# [Exercise]
Locate all lines in the data below that hold "土地登记代理人之土地登记相关法律知识" and show them.

□ □ □ □ □ □ □

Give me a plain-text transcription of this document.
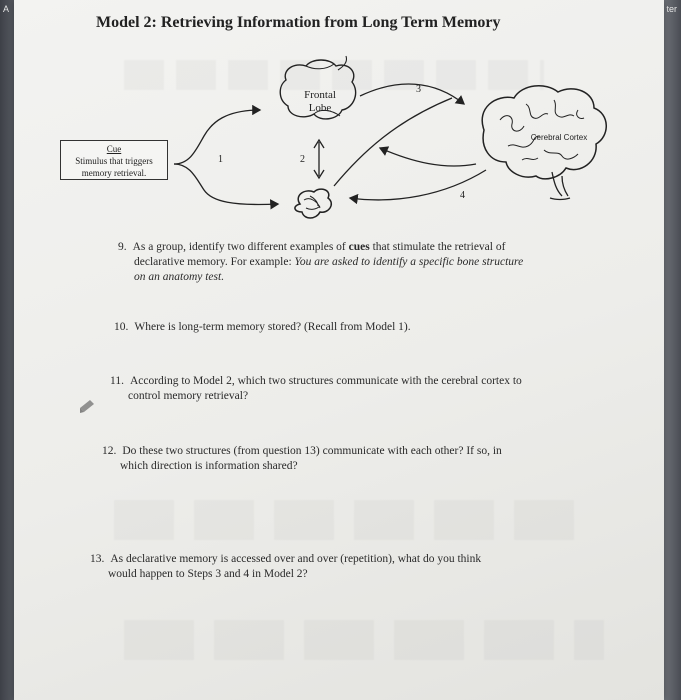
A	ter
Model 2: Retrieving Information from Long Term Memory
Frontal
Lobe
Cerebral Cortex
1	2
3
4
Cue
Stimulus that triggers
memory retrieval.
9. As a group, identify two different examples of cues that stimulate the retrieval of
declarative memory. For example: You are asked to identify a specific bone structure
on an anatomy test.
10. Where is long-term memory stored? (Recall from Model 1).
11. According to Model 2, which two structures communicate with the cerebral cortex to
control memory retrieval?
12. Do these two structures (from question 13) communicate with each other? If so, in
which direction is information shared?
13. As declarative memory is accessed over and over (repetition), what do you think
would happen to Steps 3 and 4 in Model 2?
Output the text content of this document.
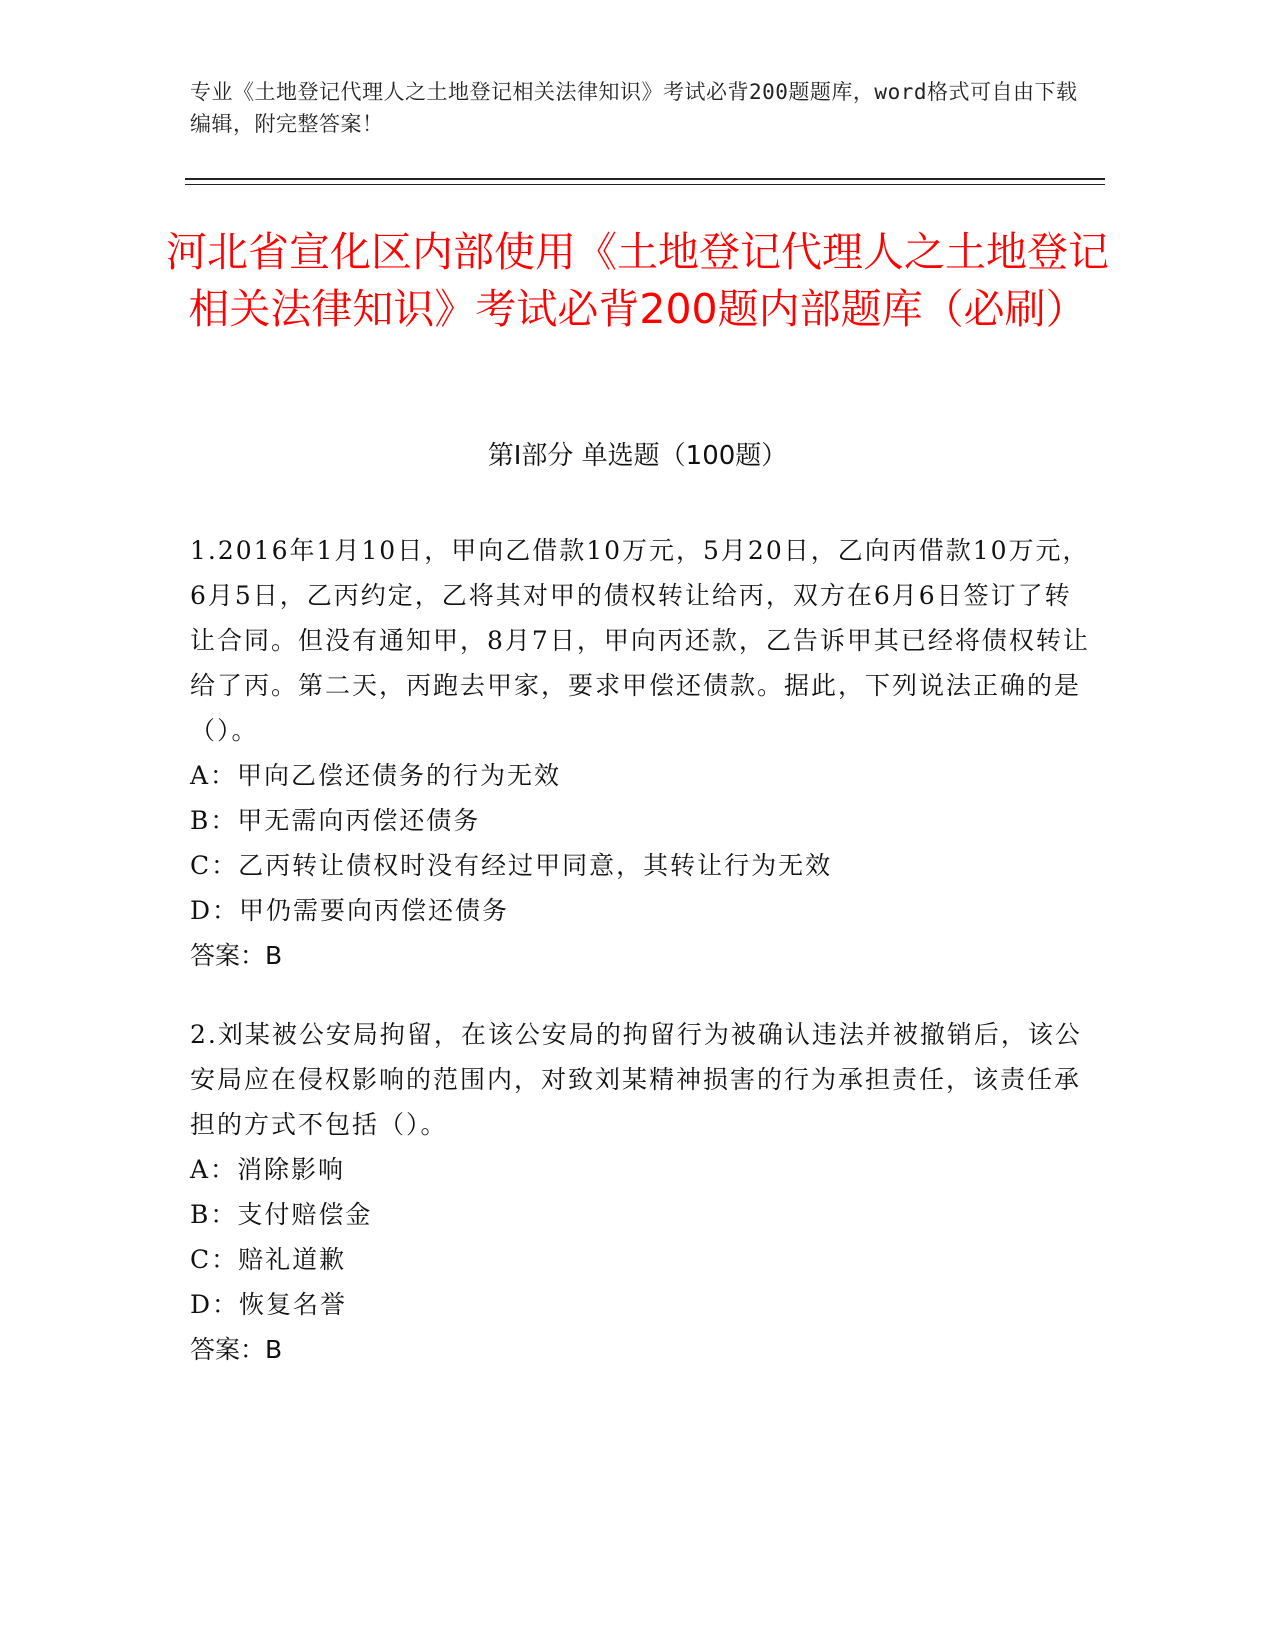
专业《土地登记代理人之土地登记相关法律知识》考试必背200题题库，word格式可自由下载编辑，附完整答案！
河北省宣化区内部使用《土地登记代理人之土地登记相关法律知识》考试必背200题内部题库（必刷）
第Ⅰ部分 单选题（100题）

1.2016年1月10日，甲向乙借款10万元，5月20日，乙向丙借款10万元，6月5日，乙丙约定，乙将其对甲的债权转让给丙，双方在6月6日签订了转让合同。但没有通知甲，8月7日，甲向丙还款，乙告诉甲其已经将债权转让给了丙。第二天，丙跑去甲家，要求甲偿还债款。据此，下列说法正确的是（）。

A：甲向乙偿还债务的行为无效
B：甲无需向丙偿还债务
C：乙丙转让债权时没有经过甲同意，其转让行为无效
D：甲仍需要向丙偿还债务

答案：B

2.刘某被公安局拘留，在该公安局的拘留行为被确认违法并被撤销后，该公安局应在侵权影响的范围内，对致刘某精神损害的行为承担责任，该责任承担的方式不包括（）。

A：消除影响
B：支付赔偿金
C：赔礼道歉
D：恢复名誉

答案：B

□ □ □ □ □ □ □

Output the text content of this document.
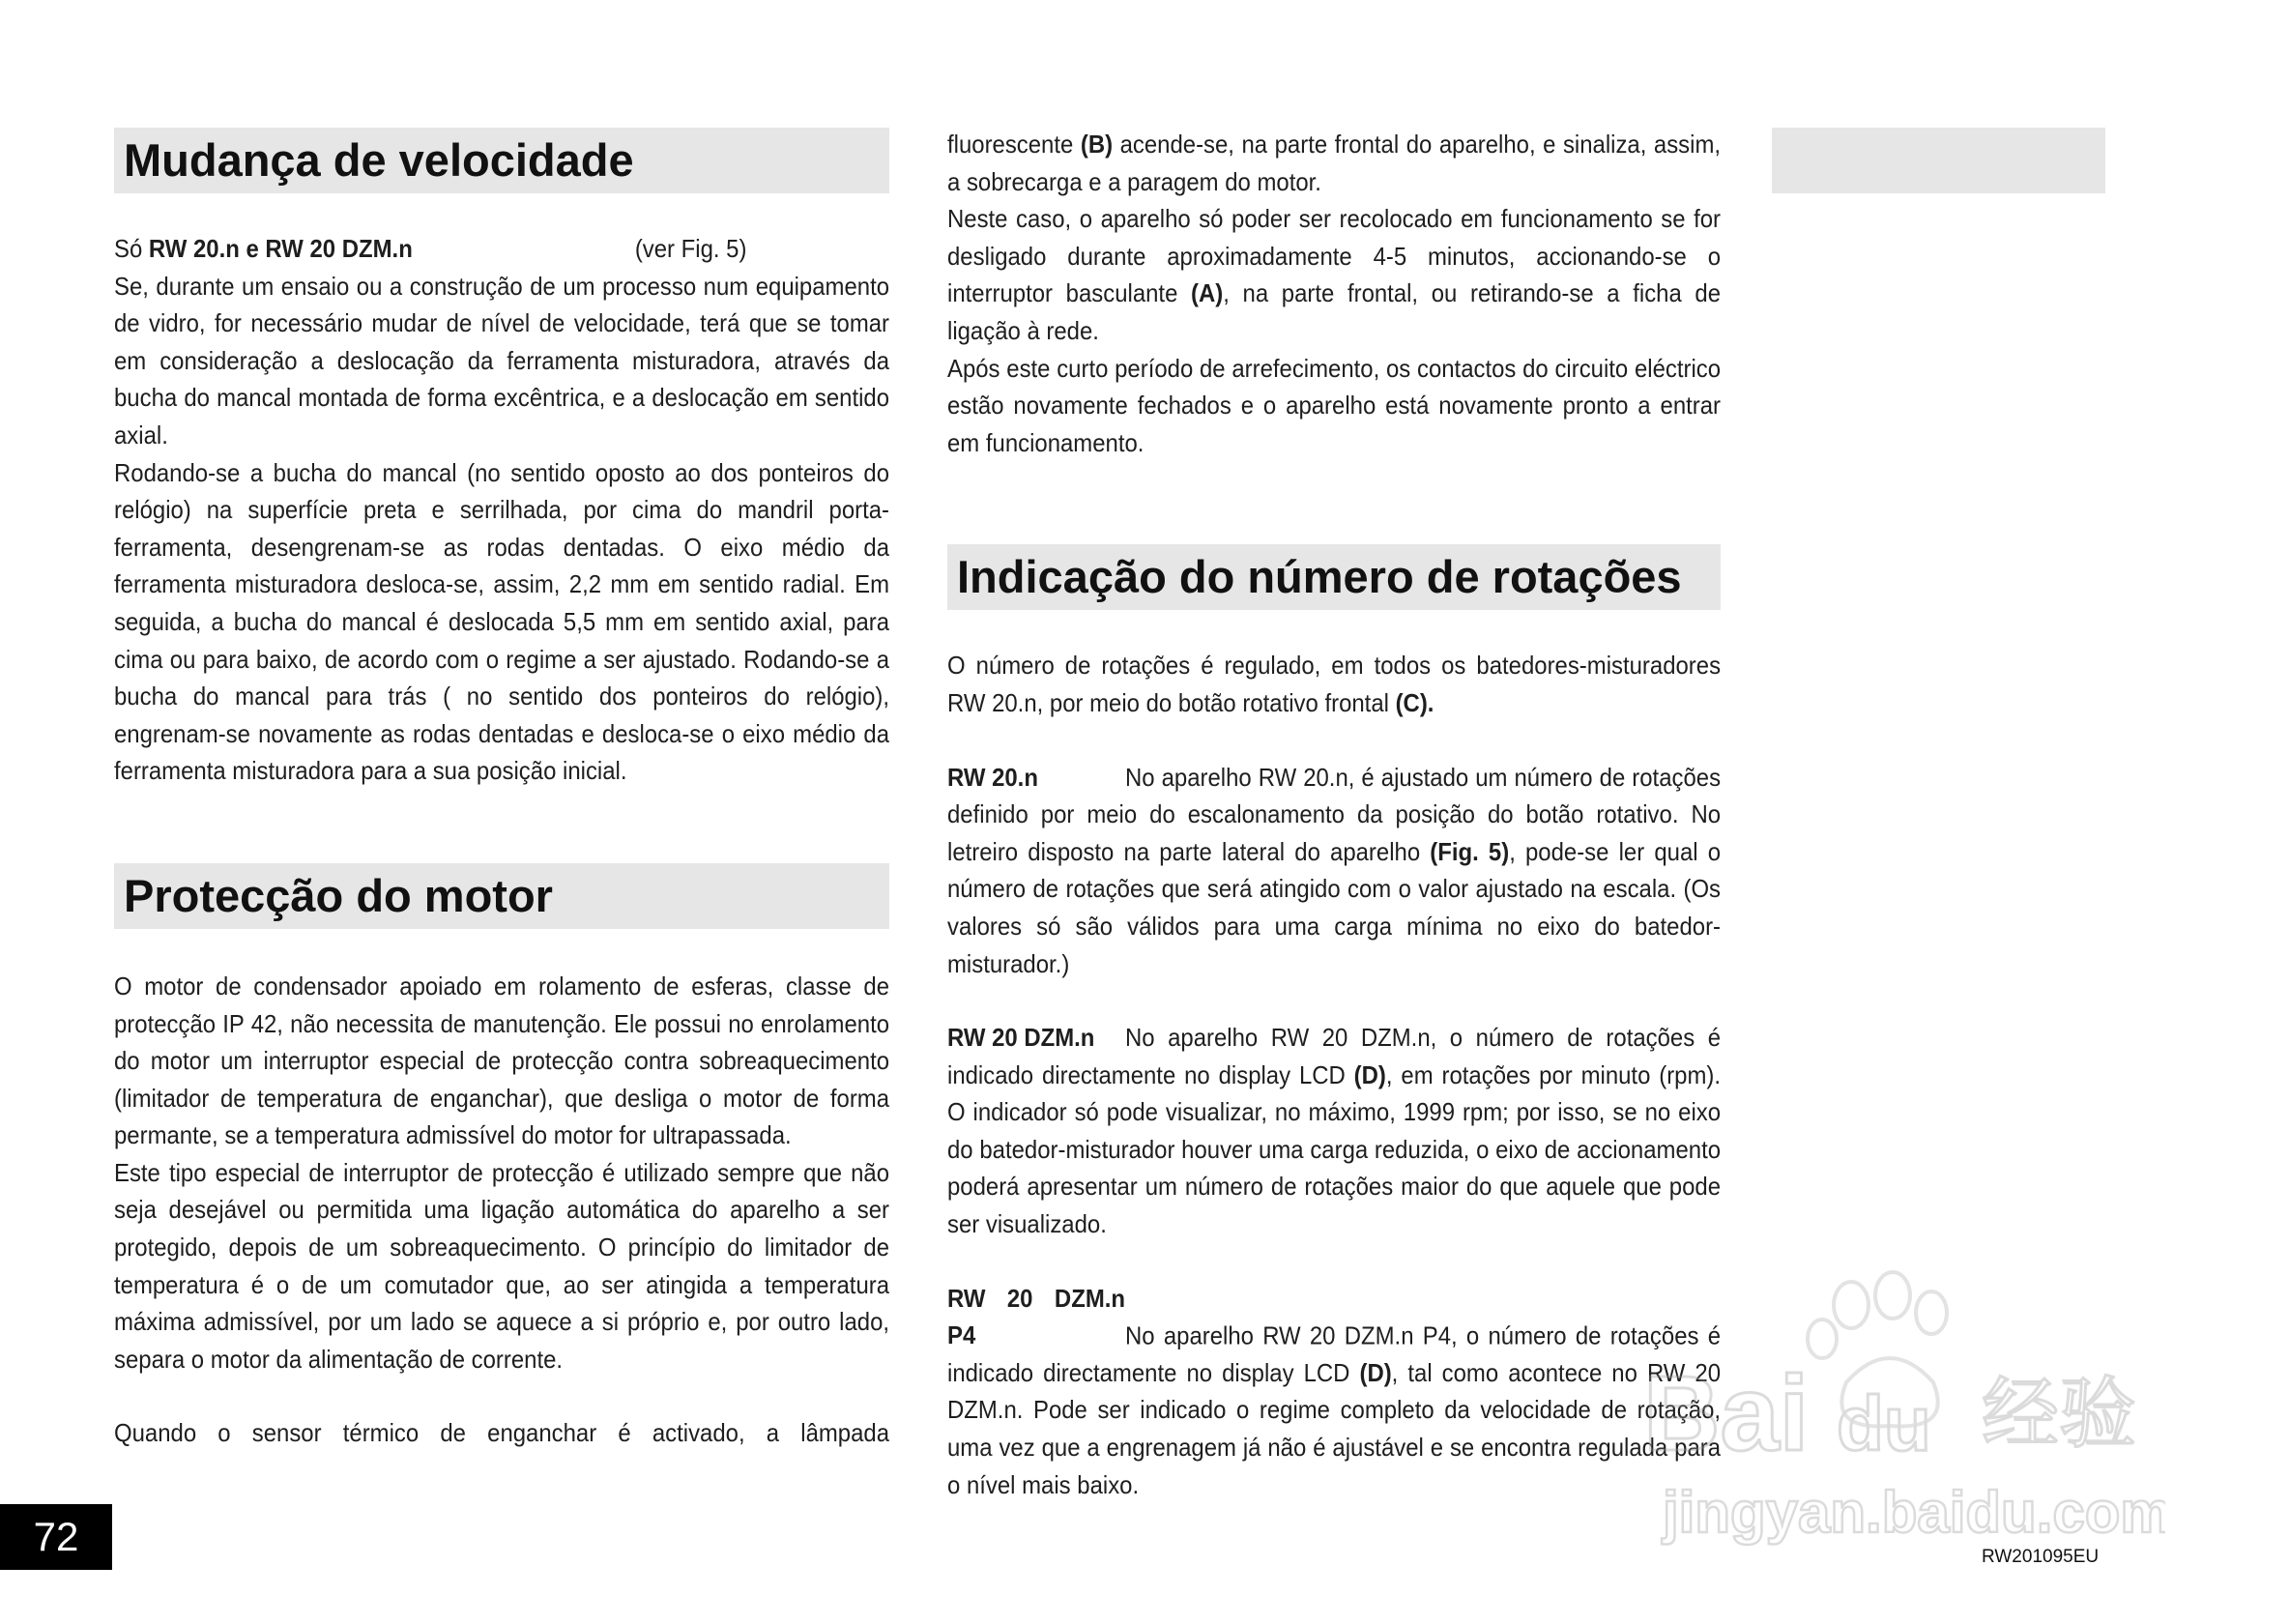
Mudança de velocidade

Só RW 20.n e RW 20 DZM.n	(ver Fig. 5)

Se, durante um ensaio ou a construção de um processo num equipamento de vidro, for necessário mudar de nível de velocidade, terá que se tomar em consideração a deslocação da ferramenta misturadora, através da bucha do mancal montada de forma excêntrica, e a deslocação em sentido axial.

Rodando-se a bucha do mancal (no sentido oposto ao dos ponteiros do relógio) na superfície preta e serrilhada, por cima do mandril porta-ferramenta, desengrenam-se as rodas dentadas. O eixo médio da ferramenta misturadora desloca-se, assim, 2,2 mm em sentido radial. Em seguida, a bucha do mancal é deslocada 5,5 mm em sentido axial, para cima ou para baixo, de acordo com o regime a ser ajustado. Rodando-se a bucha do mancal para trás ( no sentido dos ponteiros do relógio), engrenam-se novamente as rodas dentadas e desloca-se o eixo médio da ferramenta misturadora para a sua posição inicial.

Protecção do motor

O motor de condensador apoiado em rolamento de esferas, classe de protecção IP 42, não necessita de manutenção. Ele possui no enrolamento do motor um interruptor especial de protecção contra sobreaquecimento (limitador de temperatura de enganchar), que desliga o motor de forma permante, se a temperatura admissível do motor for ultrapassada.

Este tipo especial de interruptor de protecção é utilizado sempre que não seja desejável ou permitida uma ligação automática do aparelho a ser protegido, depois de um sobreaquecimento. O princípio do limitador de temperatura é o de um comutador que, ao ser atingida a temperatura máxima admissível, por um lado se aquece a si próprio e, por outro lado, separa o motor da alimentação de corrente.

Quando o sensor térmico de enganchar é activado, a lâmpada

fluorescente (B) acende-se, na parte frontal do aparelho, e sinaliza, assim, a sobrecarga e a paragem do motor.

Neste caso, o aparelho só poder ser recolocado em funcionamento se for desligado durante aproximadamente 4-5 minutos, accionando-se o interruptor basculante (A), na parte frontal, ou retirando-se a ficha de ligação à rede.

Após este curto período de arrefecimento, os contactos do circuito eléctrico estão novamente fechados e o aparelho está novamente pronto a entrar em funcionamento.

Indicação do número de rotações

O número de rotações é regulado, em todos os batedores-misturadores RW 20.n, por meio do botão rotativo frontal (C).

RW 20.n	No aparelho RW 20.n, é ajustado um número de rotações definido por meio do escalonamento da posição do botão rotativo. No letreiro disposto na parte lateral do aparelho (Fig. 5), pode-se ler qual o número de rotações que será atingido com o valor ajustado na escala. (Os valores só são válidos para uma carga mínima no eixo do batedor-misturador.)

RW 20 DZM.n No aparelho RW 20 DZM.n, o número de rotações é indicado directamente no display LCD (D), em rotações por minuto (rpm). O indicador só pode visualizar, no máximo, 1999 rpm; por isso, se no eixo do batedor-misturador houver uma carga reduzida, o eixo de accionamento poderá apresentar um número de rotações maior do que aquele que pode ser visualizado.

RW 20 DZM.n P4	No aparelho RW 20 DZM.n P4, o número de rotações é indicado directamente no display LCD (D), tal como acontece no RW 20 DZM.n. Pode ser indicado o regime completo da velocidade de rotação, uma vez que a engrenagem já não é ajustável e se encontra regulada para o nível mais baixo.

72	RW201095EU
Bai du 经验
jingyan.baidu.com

□ □ □ □ □ □ □

# [Output for this exercise]
专业《土地登记代理人之土地登记相关法律知识》考试必背200题题库，word格式可自由下载编辑，附完整答案！
河北省宣化区内部使用《土地登记代理人之土地登记相关法律知识》考试必背200题内部题库（必刷）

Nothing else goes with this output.